::: SUPPLIED INFORMATION

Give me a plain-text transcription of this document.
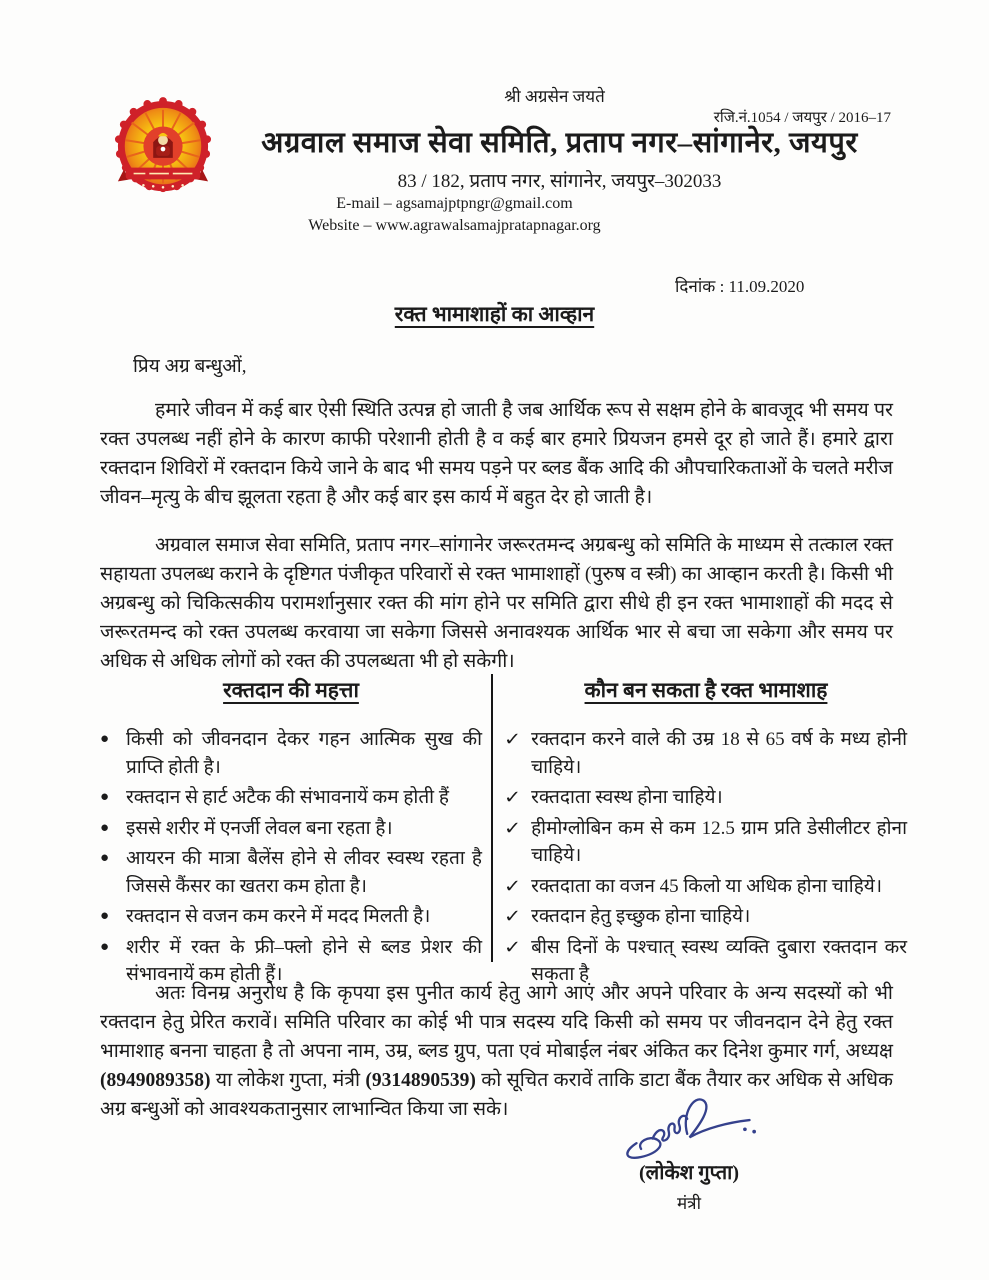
श्री अग्रसेन जयते
रजि.नं.1054 / जयपुर / 2016–17
अग्रवाल समाज सेवा समिति, प्रताप नगर–सांगानेर, जयपुर
83 / 182, प्रताप नगर, सांगानेर, जयपुर–302033
E-mail – agsamajptpngr@gmail.com
Website – www.agrawalsamajpratapnagar.org
दिनांक : 11.09.2020
रक्त भामाशाहों का आव्हान
प्रिय अग्र बन्धुओं,
हमारे जीवन में कई बार ऐसी स्थिति उत्पन्न हो जाती है जब आर्थिक रूप से सक्षम होने के बावजूद भी समय पर रक्त उपलब्ध नहीं होने के कारण काफी परेशानी होती है व कई बार हमारे प्रियजन हमसे दूर हो जाते हैं। हमारे द्वारा रक्तदान शिविरों में रक्तदान किये जाने के बाद भी समय पड़ने पर ब्लड बैंक आदि की औपचारिकताओं के चलते मरीज जीवन–मृत्यु के बीच झूलता रहता है और कई बार इस कार्य में बहुत देर हो जाती है।
अग्रवाल समाज सेवा समिति, प्रताप नगर–सांगानेर जरूरतमन्द अग्रबन्धु को समिति के माध्यम से तत्काल रक्त सहायता उपलब्ध कराने के दृष्टिगत पंजीकृत परिवारों से रक्त भामाशाहों (पुरुष व स्त्री) का आव्हान करती है। किसी भी अग्रबन्धु को चिकित्सकीय परामर्शानुसार रक्त की मांग होने पर समिति द्वारा सीधे ही इन रक्त भामाशाहों की मदद से जरूरतमन्द को रक्त उपलब्ध करवाया जा सकेगा जिससे अनावश्यक आर्थिक भार से बचा जा सकेगा और समय पर अधिक से अधिक लोगों को रक्त की उपलब्धता भी हो सकेगी।
रक्तदान की महत्ता
● किसी को जीवनदान देकर गहन आत्मिक सुख की प्राप्ति होती है।
● रक्तदान से हार्ट अटैक की संभावनायें कम होती हैं
● इससे शरीर में एनर्जी लेवल बना रहता है।
● आयरन की मात्रा बैलेंस होने से लीवर स्वस्थ रहता है जिससे कैंसर का खतरा कम होता है।
● रक्तदान से वजन कम करने में मदद मिलती है।
● शरीर में रक्त के फ्री–फ्लो होने से ब्लड प्रेशर की संभावनायें कम होती हैं।
कौन बन सकता है रक्त भामाशाह
✓ रक्तदान करने वाले की उम्र 18 से 65 वर्ष के मध्य होनी चाहिये।
✓ रक्तदाता स्वस्थ होना चाहिये।
✓ हीमोग्लोबिन कम से कम 12.5 ग्राम प्रति डेसीलीटर होना चाहिये।
✓ रक्तदाता का वजन 45 किलो या अधिक होना चाहिये।
✓ रक्तदान हेतु इच्छुक होना चाहिये।
✓ बीस दिनों के पश्चात् स्वस्थ व्यक्ति दुबारा रक्तदान कर सकता है
अतः विनम्र अनुरोध है कि कृपया इस पुनीत कार्य हेतु आगे आएं और अपने परिवार के अन्य सदस्यों को भी रक्तदान हेतु प्रेरित करावें। समिति परिवार का कोई भी पात्र सदस्य यदि किसी को समय पर जीवनदान देने हेतु रक्त भामाशाह बनना चाहता है तो अपना नाम, उम्र, ब्लड ग्रुप, पता एवं मोबाईल नंबर अंकित कर दिनेश कुमार गर्ग, अध्यक्ष (8949089358) या लोकेश गुप्ता, मंत्री (9314890539) को सूचित करावें ताकि डाटा बैंक तैयार कर अधिक से अधिक अग्र बन्धुओं को आवश्यकतानुसार लाभान्वित किया जा सके।
(लोकेश गुप्ता)
मंत्री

::::::

> [YOUR OBJECTIVE]: Write out every record above exactly as it stands, but leave out the pictures.

> [COMPLETED EXERCISE]:
Give me a plain-text transcription of this document.
श्री अग्रसेन जयते
रजि.नं.1054 / जयपुर / 2016–17
अग्रवाल समाज सेवा समिति, प्रताप नगर–सांगानेर, जयपुर
83 / 182, प्रताप नगर, सांगानेर, जयपुर–302033
E-mail – agsamajptpngr@gmail.com
Website – www.agrawalsamajpratapnagar.org
दिनांक : 11.09.2020
रक्त भामाशाहों का आव्हान
प्रिय अग्र बन्धुओं,
हमारे जीवन में कई बार ऐसी स्थिति उत्पन्न हो जाती है जब आर्थिक रूप से सक्षम होने के बावजूद भी समय पर रक्त उपलब्ध नहीं होने के कारण काफी परेशानी होती है व कई बार हमारे प्रियजन हमसे दूर हो जाते हैं। हमारे द्वारा रक्तदान शिविरों में रक्तदान किये जाने के बाद भी समय पड़ने पर ब्लड बैंक आदि की औपचारिकताओं के चलते मरीज जीवन–मृत्यु के बीच झूलता रहता है और कई बार इस कार्य में बहुत देर हो जाती है।
अग्रवाल समाज सेवा समिति, प्रताप नगर–सांगानेर जरूरतमन्द अग्रबन्धु को समिति के माध्यम से तत्काल रक्त सहायता उपलब्ध कराने के दृष्टिगत पंजीकृत परिवारों से रक्त भामाशाहों (पुरुष व स्त्री) का आव्हान करती है। किसी भी अग्रबन्धु को चिकित्सकीय परामर्शानुसार रक्त की मांग होने पर समिति द्वारा सीधे ही इन रक्त भामाशाहों की मदद से जरूरतमन्द को रक्त उपलब्ध करवाया जा सकेगा जिससे अनावश्यक आर्थिक भार से बचा जा सकेगा और समय पर अधिक से अधिक लोगों को रक्त की उपलब्धता भी हो सकेगी।
रक्तदान की महत्ता
● किसी को जीवनदान देकर गहन आत्मिक सुख की प्राप्ति होती है।
● रक्तदान से हार्ट अटैक की संभावनायें कम होती हैं
● इससे शरीर में एनर्जी लेवल बना रहता है।
● आयरन की मात्रा बैलेंस होने से लीवर स्वस्थ रहता है जिससे कैंसर का खतरा कम होता है।
● रक्तदान से वजन कम करने में मदद मिलती है।
● शरीर में रक्त के फ्री–फ्लो होने से ब्लड प्रेशर की संभावनायें कम होती हैं।
कौन बन सकता है रक्त भामाशाह
✓ रक्तदान करने वाले की उम्र 18 से 65 वर्ष के मध्य होनी चाहिये।
✓ रक्तदाता स्वस्थ होना चाहिये।
✓ हीमोग्लोबिन कम से कम 12.5 ग्राम प्रति डेसीलीटर होना चाहिये।
✓ रक्तदाता का वजन 45 किलो या अधिक होना चाहिये।
✓ रक्तदान हेतु इच्छुक होना चाहिये।
✓ बीस दिनों के पश्चात् स्वस्थ व्यक्ति दुबारा रक्तदान कर सकता है
अतः विनम्र अनुरोध है कि कृपया इस पुनीत कार्य हेतु आगे आएं और अपने परिवार के अन्य सदस्यों को भी रक्तदान हेतु प्रेरित करावें। समिति परिवार का कोई भी पात्र सदस्य यदि किसी को समय पर जीवनदान देने हेतु रक्त भामाशाह बनना चाहता है तो अपना नाम, उम्र, ब्लड ग्रुप, पता एवं मोबाईल नंबर अंकित कर दिनेश कुमार गर्ग, अध्यक्ष (8949089358) या लोकेश गुप्ता, मंत्री (9314890539) को सूचित करावें ताकि डाटा बैंक तैयार कर अधिक से अधिक अग्र बन्धुओं को आवश्यकतानुसार लाभान्वित किया जा सके।
(लोकेश गुप्ता)
मंत्री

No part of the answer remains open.